Registros de anotación con coordenadas =>
________________

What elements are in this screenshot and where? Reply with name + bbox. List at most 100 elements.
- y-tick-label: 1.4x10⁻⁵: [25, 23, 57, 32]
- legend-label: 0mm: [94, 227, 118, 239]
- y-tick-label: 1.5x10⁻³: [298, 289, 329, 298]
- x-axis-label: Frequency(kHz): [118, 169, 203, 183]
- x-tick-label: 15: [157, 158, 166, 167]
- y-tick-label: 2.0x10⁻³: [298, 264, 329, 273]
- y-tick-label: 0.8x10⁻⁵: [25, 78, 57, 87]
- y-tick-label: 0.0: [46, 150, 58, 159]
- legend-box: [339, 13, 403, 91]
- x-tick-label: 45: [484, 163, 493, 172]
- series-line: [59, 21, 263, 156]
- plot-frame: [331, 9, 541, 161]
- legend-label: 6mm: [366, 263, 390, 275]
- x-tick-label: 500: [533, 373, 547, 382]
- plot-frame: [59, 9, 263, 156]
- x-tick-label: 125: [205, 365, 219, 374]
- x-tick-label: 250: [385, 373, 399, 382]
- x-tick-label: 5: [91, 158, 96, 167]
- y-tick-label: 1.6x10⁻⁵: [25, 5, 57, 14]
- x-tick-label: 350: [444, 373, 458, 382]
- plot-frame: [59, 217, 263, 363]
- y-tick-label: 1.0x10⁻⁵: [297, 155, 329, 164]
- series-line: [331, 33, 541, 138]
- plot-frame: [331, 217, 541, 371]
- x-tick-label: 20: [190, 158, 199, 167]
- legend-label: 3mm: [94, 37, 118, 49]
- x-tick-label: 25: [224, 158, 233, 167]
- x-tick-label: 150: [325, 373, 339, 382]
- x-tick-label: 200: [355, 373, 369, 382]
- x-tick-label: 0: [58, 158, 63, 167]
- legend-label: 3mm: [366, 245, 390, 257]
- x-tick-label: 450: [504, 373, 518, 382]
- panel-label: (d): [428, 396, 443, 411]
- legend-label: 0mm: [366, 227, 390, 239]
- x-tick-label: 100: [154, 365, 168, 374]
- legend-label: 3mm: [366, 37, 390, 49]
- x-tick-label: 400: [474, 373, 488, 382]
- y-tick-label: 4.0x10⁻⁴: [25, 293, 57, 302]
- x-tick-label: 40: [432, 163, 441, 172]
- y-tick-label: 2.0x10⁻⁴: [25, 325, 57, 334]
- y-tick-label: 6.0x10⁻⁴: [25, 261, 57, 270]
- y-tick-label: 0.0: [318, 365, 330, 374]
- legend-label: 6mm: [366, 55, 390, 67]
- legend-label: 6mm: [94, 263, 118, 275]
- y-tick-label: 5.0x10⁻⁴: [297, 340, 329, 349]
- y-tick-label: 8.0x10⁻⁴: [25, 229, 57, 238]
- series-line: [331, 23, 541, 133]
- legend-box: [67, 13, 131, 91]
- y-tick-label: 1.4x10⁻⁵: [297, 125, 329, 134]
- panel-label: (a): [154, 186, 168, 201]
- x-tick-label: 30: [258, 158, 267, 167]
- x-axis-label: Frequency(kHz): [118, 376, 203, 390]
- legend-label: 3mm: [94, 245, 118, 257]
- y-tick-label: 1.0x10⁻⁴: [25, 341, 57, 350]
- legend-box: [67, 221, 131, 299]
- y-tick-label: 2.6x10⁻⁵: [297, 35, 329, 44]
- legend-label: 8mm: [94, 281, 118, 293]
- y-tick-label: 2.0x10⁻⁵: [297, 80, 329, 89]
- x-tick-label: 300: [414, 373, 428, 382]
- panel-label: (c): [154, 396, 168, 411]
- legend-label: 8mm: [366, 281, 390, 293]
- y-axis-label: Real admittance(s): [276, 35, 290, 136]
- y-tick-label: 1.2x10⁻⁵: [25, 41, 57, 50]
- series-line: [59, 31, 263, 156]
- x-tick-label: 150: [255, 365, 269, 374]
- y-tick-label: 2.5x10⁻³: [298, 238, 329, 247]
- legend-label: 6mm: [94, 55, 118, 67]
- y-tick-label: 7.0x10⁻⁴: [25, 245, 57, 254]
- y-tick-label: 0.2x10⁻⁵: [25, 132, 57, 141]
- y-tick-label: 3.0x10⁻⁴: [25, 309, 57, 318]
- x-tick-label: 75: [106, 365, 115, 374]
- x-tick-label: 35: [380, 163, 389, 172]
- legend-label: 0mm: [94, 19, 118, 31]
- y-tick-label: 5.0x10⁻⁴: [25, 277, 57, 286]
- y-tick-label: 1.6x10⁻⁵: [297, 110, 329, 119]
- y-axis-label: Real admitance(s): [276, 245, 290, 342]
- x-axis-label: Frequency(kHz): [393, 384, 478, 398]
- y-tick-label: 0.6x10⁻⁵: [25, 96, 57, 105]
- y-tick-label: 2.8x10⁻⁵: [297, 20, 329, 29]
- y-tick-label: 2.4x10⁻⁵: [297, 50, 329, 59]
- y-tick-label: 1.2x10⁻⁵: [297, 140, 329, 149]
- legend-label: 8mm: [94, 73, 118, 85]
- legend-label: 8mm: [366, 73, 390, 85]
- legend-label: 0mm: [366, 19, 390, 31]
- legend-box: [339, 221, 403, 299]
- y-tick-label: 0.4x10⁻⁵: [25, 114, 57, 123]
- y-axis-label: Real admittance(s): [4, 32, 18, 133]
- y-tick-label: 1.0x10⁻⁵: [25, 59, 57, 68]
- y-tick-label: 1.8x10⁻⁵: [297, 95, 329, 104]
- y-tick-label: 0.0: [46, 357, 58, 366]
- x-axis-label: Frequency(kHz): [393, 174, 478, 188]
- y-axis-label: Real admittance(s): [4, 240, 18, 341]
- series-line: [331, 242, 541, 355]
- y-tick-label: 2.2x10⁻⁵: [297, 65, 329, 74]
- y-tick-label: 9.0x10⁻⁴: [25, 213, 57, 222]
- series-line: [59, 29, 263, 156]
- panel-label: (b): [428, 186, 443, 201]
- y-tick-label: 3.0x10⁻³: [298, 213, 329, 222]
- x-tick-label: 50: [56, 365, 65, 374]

________________

Enunciado => Copia estas líneas tal como aparecen, sin cambiar nada.

Solución completa =>
What elements are in this screenshot and where? Reply with name + bbox. List at most 100 elements.
- y-tick-label: 1.4x10⁻⁵: [25, 23, 57, 32]
- legend-label: 0mm: [94, 227, 118, 239]
- y-tick-label: 1.5x10⁻³: [298, 289, 329, 298]
- x-axis-label: Frequency(kHz): [118, 169, 203, 183]
- x-tick-label: 15: [157, 158, 166, 167]
- y-tick-label: 2.0x10⁻³: [298, 264, 329, 273]
- y-tick-label: 0.8x10⁻⁵: [25, 78, 57, 87]
- y-tick-label: 0.0: [46, 150, 58, 159]
- legend-box: [339, 13, 403, 91]
- x-tick-label: 45: [484, 163, 493, 172]
- series-line: [59, 21, 263, 156]
- plot-frame: [331, 9, 541, 161]
- legend-label: 6mm: [366, 263, 390, 275]
- x-tick-label: 500: [533, 373, 547, 382]
- plot-frame: [59, 9, 263, 156]
- x-tick-label: 125: [205, 365, 219, 374]
- x-tick-label: 250: [385, 373, 399, 382]
- x-tick-label: 5: [91, 158, 96, 167]
- y-tick-label: 1.6x10⁻⁵: [25, 5, 57, 14]
- x-tick-label: 350: [444, 373, 458, 382]
- plot-frame: [59, 217, 263, 363]
- y-tick-label: 1.0x10⁻⁵: [297, 155, 329, 164]
- series-line: [331, 33, 541, 138]
- plot-frame: [331, 217, 541, 371]
- x-tick-label: 20: [190, 158, 199, 167]
- legend-label: 3mm: [94, 37, 118, 49]
- x-tick-label: 25: [224, 158, 233, 167]
- x-tick-label: 150: [325, 373, 339, 382]
- x-tick-label: 200: [355, 373, 369, 382]
- x-tick-label: 0: [58, 158, 63, 167]
- legend-label: 3mm: [366, 245, 390, 257]
- x-tick-label: 450: [504, 373, 518, 382]
- panel-label: (d): [428, 396, 443, 411]
- legend-label: 0mm: [366, 227, 390, 239]
- x-tick-label: 100: [154, 365, 168, 374]
- legend-label: 3mm: [366, 37, 390, 49]
- x-tick-label: 400: [474, 373, 488, 382]
- y-tick-label: 4.0x10⁻⁴: [25, 293, 57, 302]
- x-tick-label: 40: [432, 163, 441, 172]
- y-tick-label: 2.0x10⁻⁴: [25, 325, 57, 334]
- y-tick-label: 6.0x10⁻⁴: [25, 261, 57, 270]
- y-tick-label: 0.0: [318, 365, 330, 374]
- legend-label: 6mm: [366, 55, 390, 67]
- legend-label: 6mm: [94, 263, 118, 275]
- y-tick-label: 5.0x10⁻⁴: [297, 340, 329, 349]
- y-tick-label: 8.0x10⁻⁴: [25, 229, 57, 238]
- series-line: [331, 23, 541, 133]
- legend-box: [67, 13, 131, 91]
- y-tick-label: 1.4x10⁻⁵: [297, 125, 329, 134]
- panel-label: (a): [154, 186, 168, 201]
- x-tick-label: 30: [258, 158, 267, 167]
- x-axis-label: Frequency(kHz): [118, 376, 203, 390]
- legend-label: 3mm: [94, 245, 118, 257]
- y-tick-label: 1.0x10⁻⁴: [25, 341, 57, 350]
- legend-box: [67, 221, 131, 299]
- y-tick-label: 2.6x10⁻⁵: [297, 35, 329, 44]
- legend-label: 8mm: [94, 281, 118, 293]
- y-tick-label: 2.0x10⁻⁵: [297, 80, 329, 89]
- x-tick-label: 300: [414, 373, 428, 382]
- panel-label: (c): [154, 396, 168, 411]
- legend-label: 8mm: [366, 281, 390, 293]
- y-axis-label: Real admittance(s): [276, 35, 290, 136]
- y-tick-label: 1.2x10⁻⁵: [25, 41, 57, 50]
- series-line: [59, 31, 263, 156]
- x-tick-label: 150: [255, 365, 269, 374]
- y-tick-label: 2.5x10⁻³: [298, 238, 329, 247]
- legend-label: 6mm: [94, 55, 118, 67]
- y-tick-label: 7.0x10⁻⁴: [25, 245, 57, 254]
- y-tick-label: 0.2x10⁻⁵: [25, 132, 57, 141]
- y-tick-label: 3.0x10⁻⁴: [25, 309, 57, 318]
- x-tick-label: 75: [106, 365, 115, 374]
- x-tick-label: 35: [380, 163, 389, 172]
- legend-label: 0mm: [94, 19, 118, 31]
- y-tick-label: 5.0x10⁻⁴: [25, 277, 57, 286]
- y-tick-label: 1.6x10⁻⁵: [297, 110, 329, 119]
- y-axis-label: Real admitance(s): [276, 245, 290, 342]
- x-axis-label: Frequency(kHz): [393, 384, 478, 398]
- y-tick-label: 0.6x10⁻⁵: [25, 96, 57, 105]
- y-tick-label: 2.8x10⁻⁵: [297, 20, 329, 29]
- y-tick-label: 2.4x10⁻⁵: [297, 50, 329, 59]
- y-tick-label: 1.2x10⁻⁵: [297, 140, 329, 149]
- legend-label: 8mm: [94, 73, 118, 85]
- legend-label: 8mm: [366, 73, 390, 85]
- legend-label: 0mm: [366, 19, 390, 31]
- legend-box: [339, 221, 403, 299]
- y-tick-label: 0.4x10⁻⁵: [25, 114, 57, 123]
- y-axis-label: Real admittance(s): [4, 32, 18, 133]
- y-tick-label: 1.0x10⁻⁵: [25, 59, 57, 68]
- y-tick-label: 1.8x10⁻⁵: [297, 95, 329, 104]
- y-tick-label: 0.0: [46, 357, 58, 366]
- x-axis-label: Frequency(kHz): [393, 174, 478, 188]
- y-axis-label: Real admittance(s): [4, 240, 18, 341]
- series-line: [331, 242, 541, 355]
- y-tick-label: 2.2x10⁻⁵: [297, 65, 329, 74]
- y-tick-label: 9.0x10⁻⁴: [25, 213, 57, 222]
- series-line: [59, 29, 263, 156]
- panel-label: (b): [428, 186, 443, 201]
- y-tick-label: 3.0x10⁻³: [298, 213, 329, 222]
- x-tick-label: 50: [56, 365, 65, 374]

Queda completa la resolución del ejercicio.